----- Data excerpts

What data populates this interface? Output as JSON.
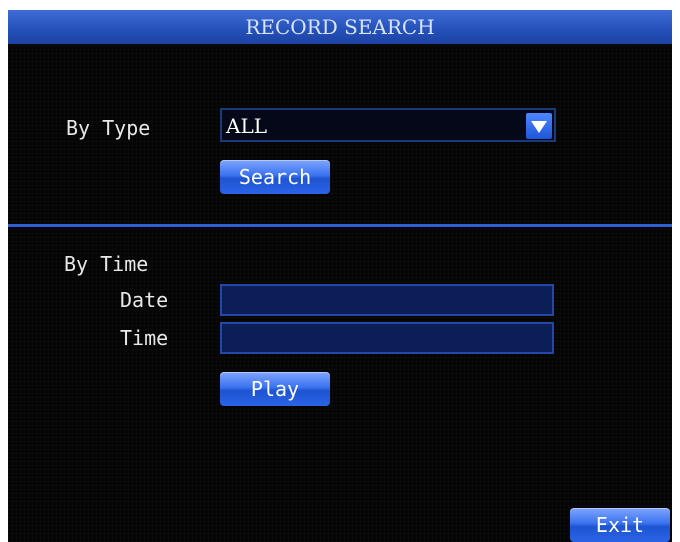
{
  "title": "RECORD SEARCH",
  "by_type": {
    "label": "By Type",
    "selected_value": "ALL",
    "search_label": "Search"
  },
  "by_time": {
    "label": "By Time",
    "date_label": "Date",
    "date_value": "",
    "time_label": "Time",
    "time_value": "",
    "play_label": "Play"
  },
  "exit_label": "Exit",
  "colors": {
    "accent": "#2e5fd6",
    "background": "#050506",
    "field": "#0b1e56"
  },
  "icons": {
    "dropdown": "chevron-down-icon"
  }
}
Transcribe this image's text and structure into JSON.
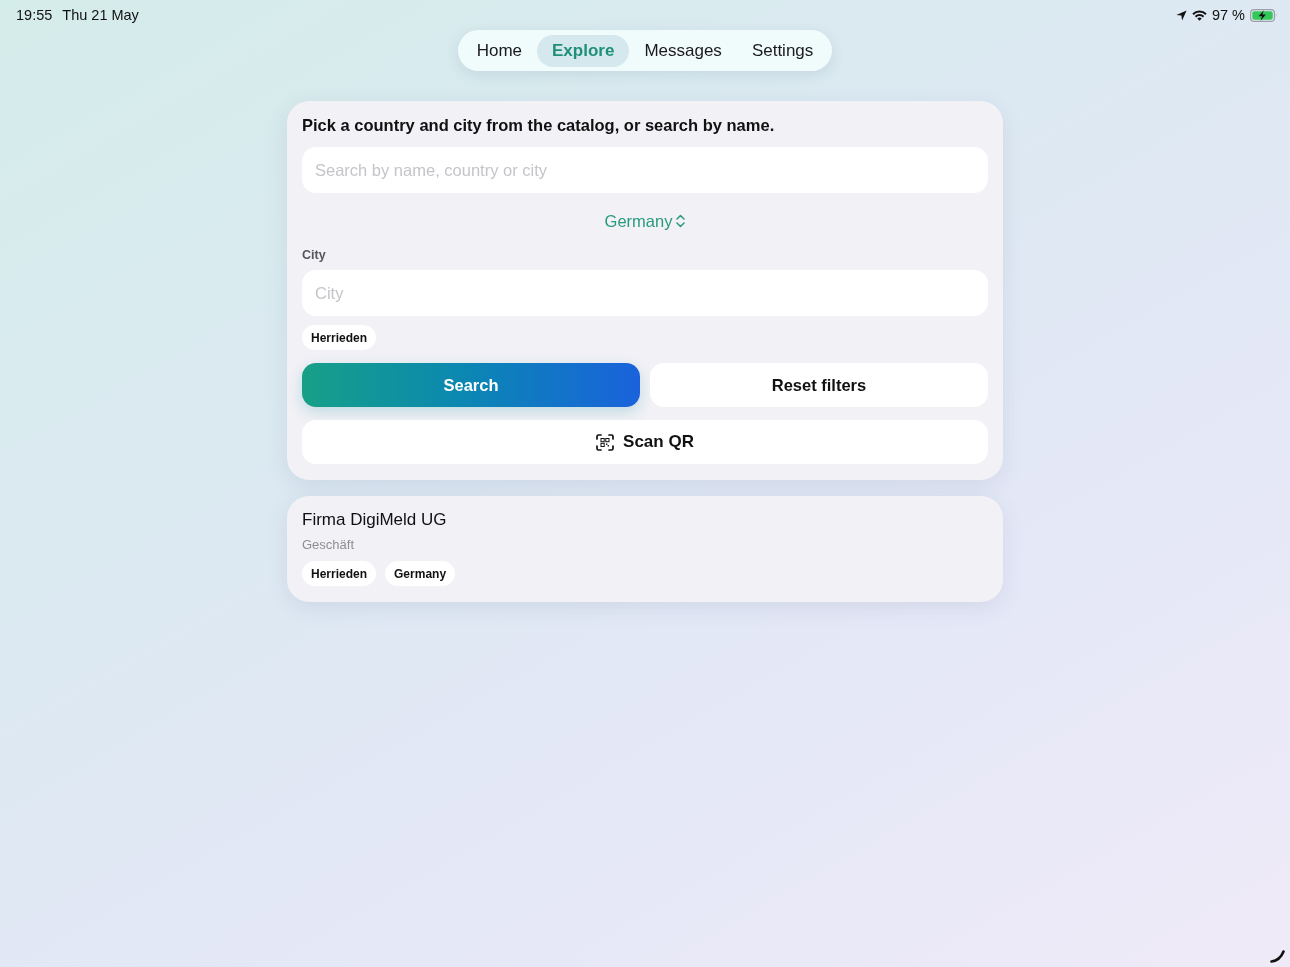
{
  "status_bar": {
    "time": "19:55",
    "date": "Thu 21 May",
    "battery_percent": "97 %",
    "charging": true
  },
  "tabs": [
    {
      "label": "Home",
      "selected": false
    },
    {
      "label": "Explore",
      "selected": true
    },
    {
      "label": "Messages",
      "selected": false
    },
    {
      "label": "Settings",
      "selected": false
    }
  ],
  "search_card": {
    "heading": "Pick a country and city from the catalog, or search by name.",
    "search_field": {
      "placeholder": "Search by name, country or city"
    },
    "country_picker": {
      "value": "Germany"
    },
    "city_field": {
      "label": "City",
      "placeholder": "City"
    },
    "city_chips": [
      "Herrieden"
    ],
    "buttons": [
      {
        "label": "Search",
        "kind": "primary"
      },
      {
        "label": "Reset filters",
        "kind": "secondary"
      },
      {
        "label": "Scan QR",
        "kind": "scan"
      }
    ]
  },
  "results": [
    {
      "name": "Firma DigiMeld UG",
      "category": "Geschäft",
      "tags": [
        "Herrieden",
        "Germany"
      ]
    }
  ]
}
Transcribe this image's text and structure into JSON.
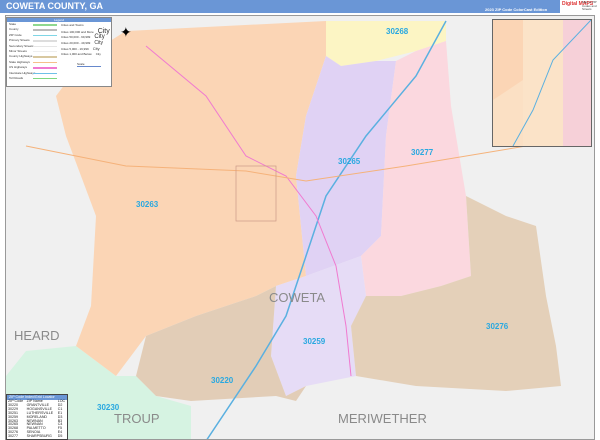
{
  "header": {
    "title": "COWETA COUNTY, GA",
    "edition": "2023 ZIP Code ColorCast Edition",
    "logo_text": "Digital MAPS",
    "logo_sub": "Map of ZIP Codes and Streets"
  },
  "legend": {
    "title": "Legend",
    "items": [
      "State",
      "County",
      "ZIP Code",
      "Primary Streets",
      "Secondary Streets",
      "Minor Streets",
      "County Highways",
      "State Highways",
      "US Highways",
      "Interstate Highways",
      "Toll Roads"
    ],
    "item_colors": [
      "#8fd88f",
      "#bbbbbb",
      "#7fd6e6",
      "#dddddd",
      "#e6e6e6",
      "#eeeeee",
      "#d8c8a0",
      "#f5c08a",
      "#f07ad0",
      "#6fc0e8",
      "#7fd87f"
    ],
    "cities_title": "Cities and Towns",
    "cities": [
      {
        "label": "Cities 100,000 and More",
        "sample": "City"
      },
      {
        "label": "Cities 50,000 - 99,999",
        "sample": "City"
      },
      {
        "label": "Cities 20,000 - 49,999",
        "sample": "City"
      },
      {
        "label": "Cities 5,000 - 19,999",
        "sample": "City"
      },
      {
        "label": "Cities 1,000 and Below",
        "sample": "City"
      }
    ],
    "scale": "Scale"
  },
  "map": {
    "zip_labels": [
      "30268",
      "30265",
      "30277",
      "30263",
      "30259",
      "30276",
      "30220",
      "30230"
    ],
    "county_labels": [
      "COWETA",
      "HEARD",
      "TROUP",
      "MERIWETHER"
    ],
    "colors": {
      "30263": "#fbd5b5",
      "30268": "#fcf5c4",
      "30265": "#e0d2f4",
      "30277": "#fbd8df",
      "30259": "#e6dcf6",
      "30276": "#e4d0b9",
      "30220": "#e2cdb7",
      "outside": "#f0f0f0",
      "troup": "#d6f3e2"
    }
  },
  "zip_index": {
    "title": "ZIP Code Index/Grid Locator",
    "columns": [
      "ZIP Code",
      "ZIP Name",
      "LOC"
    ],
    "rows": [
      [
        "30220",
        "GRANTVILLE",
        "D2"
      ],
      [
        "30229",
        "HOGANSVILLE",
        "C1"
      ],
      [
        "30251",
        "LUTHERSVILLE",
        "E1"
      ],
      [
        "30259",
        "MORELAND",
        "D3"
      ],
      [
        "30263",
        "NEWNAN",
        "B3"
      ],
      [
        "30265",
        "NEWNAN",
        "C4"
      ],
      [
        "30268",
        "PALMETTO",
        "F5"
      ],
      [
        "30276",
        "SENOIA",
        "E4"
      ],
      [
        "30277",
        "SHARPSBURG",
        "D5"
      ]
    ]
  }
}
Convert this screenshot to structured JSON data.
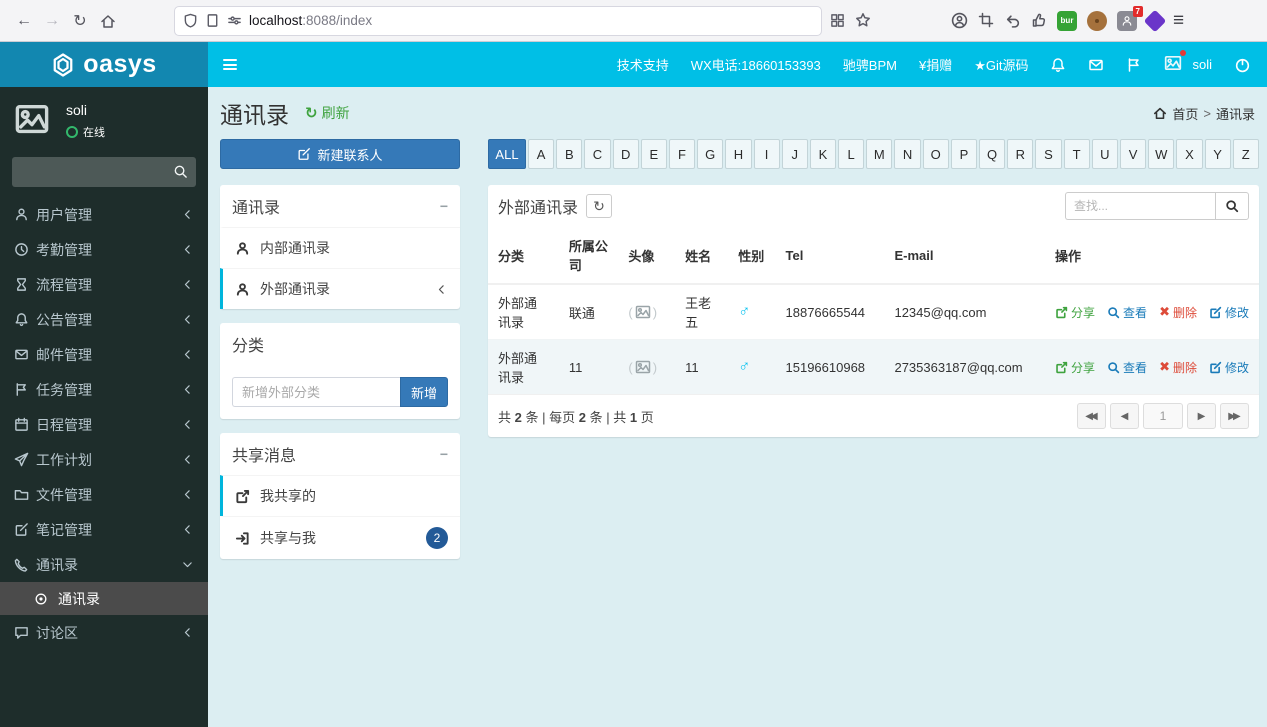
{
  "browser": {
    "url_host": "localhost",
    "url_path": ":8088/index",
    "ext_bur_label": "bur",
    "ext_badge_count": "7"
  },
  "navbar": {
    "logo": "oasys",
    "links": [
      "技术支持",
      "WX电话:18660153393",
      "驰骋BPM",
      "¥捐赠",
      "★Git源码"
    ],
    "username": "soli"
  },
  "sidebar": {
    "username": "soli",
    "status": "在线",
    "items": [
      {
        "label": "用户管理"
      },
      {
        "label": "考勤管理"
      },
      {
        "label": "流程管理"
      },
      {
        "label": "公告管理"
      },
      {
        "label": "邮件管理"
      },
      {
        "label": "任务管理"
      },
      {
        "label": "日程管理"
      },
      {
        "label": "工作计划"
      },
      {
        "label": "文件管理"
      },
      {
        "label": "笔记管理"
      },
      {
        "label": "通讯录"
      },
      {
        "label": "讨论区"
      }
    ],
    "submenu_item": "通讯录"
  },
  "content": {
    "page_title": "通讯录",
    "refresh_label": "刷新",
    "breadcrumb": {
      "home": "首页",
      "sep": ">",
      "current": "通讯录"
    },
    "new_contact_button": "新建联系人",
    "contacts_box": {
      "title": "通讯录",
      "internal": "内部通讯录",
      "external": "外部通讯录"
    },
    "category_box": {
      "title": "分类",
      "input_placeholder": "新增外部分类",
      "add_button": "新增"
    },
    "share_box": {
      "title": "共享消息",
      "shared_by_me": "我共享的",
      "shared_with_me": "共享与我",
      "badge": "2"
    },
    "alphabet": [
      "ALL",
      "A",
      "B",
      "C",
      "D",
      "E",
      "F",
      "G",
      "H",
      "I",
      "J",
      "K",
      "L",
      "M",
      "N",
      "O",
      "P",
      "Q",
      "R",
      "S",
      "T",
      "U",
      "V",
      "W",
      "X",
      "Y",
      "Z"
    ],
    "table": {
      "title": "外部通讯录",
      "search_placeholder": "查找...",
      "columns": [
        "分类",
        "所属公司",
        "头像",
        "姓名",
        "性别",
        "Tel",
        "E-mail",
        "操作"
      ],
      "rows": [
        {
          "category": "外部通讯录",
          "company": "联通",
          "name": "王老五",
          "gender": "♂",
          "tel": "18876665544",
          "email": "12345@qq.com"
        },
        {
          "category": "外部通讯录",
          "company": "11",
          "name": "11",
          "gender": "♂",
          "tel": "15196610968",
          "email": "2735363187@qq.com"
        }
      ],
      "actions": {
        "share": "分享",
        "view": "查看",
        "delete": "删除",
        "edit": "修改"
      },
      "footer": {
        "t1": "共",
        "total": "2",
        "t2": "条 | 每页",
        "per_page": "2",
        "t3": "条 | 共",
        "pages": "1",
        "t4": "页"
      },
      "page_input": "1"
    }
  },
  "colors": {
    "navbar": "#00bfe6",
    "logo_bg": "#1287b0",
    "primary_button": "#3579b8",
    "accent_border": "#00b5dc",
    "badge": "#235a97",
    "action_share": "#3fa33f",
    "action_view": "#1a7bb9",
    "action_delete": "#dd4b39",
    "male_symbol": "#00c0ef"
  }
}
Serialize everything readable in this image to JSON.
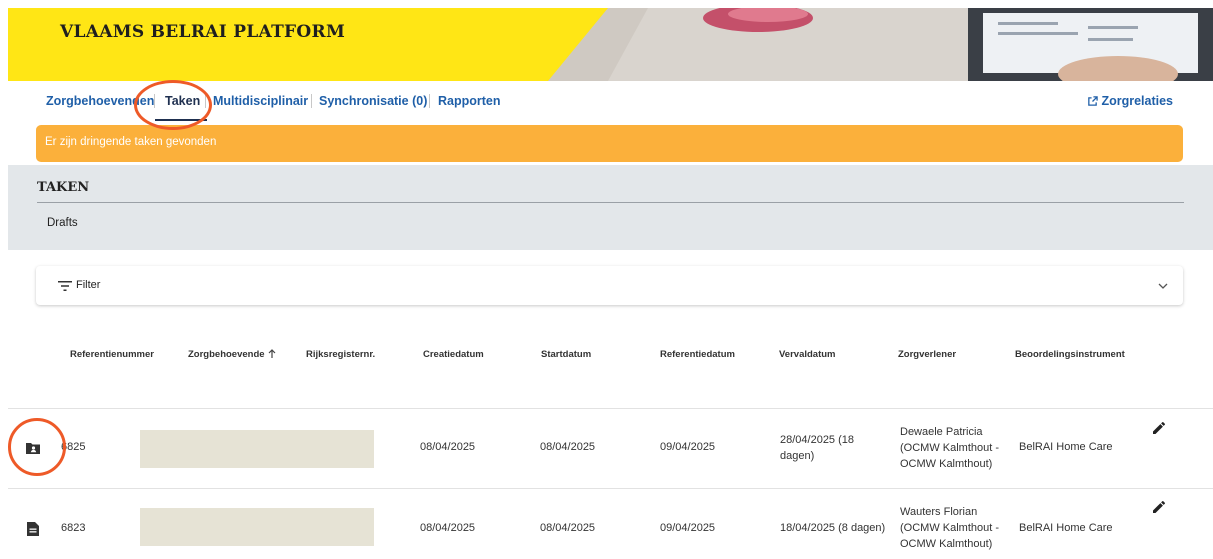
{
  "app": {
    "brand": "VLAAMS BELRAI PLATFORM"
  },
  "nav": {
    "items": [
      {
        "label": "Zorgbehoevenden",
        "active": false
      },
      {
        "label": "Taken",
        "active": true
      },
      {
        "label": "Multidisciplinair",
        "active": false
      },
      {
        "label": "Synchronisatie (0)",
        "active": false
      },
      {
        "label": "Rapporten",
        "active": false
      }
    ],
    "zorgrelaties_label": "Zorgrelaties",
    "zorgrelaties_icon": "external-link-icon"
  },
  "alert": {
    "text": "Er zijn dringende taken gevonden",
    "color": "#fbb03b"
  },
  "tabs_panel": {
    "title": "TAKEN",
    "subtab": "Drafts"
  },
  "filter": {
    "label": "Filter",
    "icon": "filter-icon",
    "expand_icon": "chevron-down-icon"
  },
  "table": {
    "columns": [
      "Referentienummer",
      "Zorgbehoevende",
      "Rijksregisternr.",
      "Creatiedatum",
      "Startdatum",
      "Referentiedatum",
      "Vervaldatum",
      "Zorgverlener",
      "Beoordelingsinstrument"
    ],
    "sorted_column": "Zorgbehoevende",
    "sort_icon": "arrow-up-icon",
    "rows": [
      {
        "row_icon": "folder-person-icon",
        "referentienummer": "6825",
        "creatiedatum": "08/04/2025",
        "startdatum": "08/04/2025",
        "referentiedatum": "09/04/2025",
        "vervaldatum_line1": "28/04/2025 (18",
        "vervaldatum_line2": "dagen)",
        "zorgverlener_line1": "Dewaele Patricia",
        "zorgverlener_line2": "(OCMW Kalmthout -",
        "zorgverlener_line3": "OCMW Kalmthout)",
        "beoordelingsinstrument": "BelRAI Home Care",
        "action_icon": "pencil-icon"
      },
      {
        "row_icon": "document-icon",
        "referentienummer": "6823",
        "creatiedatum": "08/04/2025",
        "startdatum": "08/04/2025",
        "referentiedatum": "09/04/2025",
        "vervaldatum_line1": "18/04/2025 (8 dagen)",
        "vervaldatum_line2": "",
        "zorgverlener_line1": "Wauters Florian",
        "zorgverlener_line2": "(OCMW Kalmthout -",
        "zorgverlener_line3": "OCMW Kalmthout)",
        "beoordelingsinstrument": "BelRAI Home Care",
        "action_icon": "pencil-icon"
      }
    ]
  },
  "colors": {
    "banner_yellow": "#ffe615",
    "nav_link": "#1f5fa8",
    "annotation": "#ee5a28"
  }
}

----------

■ Stated goal: Say, as a number only, how many lines of the data contain "Highways".

■ Full answer: 4